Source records

————

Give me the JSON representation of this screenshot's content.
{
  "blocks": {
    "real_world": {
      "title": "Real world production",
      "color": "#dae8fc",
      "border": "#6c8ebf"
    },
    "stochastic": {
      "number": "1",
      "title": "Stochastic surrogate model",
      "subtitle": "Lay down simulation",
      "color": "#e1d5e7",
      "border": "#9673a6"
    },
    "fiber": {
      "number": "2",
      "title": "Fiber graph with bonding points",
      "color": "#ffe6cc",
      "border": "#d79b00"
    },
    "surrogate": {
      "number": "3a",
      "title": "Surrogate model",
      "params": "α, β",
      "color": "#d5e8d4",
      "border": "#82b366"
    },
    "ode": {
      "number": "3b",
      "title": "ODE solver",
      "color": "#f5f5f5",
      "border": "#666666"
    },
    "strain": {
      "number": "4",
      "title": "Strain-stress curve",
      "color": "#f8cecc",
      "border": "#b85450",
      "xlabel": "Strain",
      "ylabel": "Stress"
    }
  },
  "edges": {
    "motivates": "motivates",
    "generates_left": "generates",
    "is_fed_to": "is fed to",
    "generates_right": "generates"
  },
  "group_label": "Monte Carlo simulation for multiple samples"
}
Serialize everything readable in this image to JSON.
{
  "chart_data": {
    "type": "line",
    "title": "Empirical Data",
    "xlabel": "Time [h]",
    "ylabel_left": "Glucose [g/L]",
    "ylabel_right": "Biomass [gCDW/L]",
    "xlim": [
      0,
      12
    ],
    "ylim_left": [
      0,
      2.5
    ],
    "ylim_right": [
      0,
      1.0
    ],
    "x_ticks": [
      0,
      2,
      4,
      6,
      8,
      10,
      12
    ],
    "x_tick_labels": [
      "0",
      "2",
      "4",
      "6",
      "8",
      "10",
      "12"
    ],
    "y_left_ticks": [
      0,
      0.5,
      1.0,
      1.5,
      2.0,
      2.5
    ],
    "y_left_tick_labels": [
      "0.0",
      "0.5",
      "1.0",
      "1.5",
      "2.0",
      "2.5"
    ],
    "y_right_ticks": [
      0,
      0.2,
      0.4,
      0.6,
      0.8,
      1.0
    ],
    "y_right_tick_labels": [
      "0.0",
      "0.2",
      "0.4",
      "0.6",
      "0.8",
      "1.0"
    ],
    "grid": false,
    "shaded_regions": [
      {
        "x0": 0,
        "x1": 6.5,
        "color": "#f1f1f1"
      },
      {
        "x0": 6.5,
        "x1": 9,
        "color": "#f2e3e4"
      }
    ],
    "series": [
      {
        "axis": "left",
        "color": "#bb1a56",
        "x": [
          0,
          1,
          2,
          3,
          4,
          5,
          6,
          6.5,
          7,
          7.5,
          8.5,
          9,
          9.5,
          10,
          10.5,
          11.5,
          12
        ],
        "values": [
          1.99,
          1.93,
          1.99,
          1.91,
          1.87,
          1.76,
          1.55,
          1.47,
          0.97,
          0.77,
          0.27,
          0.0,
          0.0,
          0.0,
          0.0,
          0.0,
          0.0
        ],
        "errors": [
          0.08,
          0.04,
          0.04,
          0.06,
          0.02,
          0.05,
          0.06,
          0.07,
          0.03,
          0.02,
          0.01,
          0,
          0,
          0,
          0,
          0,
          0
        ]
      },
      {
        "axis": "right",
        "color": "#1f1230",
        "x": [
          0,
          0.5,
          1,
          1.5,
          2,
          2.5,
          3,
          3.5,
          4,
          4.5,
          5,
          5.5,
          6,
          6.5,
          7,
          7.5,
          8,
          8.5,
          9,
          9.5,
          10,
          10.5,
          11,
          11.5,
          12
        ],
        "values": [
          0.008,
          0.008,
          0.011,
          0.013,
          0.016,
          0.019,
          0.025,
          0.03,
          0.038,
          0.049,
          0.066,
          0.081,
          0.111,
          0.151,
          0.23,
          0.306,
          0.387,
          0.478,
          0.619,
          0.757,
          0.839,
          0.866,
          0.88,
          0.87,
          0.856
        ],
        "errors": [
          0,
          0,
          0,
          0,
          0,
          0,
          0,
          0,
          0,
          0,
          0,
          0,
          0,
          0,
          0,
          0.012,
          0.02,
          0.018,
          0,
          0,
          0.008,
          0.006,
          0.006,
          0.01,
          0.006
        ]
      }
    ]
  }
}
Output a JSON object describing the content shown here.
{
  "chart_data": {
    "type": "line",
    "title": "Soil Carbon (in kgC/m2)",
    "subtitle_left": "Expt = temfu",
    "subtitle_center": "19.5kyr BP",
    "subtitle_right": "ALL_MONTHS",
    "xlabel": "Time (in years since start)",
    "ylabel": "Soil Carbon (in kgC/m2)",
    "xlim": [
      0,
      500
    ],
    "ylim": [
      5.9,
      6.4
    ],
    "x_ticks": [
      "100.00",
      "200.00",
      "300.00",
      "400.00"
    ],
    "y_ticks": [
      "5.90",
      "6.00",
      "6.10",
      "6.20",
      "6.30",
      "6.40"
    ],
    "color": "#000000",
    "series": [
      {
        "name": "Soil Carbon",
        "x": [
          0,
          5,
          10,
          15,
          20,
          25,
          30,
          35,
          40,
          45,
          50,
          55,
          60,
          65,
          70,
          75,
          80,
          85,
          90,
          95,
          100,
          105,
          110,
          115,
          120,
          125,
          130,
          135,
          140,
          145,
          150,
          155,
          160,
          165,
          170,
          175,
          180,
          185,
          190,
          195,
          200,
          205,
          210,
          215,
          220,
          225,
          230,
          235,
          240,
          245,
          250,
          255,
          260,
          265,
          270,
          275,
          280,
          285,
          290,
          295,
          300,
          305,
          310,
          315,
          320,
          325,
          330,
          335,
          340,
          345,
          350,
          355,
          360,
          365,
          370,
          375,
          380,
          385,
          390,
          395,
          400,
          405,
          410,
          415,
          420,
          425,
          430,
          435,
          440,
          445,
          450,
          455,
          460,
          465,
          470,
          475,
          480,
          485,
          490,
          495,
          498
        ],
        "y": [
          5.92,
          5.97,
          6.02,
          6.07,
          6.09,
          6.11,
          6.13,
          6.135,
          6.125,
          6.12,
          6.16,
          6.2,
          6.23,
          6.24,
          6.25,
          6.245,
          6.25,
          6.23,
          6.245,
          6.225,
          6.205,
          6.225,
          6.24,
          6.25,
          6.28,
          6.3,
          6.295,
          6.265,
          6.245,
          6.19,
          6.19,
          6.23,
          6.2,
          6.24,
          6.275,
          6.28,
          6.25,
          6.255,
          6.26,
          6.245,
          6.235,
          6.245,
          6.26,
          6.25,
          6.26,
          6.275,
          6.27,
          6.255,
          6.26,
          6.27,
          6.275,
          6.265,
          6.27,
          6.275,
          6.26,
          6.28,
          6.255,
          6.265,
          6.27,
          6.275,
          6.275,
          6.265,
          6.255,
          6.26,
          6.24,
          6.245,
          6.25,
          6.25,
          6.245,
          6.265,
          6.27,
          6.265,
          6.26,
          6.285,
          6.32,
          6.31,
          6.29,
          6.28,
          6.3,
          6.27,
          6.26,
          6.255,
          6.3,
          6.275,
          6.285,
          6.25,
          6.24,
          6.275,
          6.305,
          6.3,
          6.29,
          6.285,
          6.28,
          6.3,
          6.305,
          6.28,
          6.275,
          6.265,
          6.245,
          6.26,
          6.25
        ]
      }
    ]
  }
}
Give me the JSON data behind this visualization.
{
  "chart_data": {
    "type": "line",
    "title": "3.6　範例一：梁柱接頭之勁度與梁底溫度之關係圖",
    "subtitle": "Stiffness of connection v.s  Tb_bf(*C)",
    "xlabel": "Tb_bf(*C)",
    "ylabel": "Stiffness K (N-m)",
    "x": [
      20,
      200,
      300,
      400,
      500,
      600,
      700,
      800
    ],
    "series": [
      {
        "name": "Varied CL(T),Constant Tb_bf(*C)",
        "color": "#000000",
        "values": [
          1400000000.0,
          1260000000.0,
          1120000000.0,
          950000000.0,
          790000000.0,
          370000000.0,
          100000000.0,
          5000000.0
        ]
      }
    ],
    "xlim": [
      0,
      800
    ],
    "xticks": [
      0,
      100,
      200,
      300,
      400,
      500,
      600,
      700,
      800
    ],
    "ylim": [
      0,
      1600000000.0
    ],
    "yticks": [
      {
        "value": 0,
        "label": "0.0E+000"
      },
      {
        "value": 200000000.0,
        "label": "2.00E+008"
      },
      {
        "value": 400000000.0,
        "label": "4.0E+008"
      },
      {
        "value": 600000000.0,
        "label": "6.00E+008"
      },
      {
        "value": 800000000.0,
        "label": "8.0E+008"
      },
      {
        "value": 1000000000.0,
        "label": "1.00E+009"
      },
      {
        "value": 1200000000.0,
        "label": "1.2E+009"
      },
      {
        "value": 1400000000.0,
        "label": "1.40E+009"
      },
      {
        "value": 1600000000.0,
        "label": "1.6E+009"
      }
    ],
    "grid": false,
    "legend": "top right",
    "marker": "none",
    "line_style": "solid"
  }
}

————

> [Task details] Select every line above that contains the word "simulation", and copy it.

> [Correct response]
      "subtitle": "Lay down simulation",
  "group_label": "Monte Carlo simulation for multiple samples"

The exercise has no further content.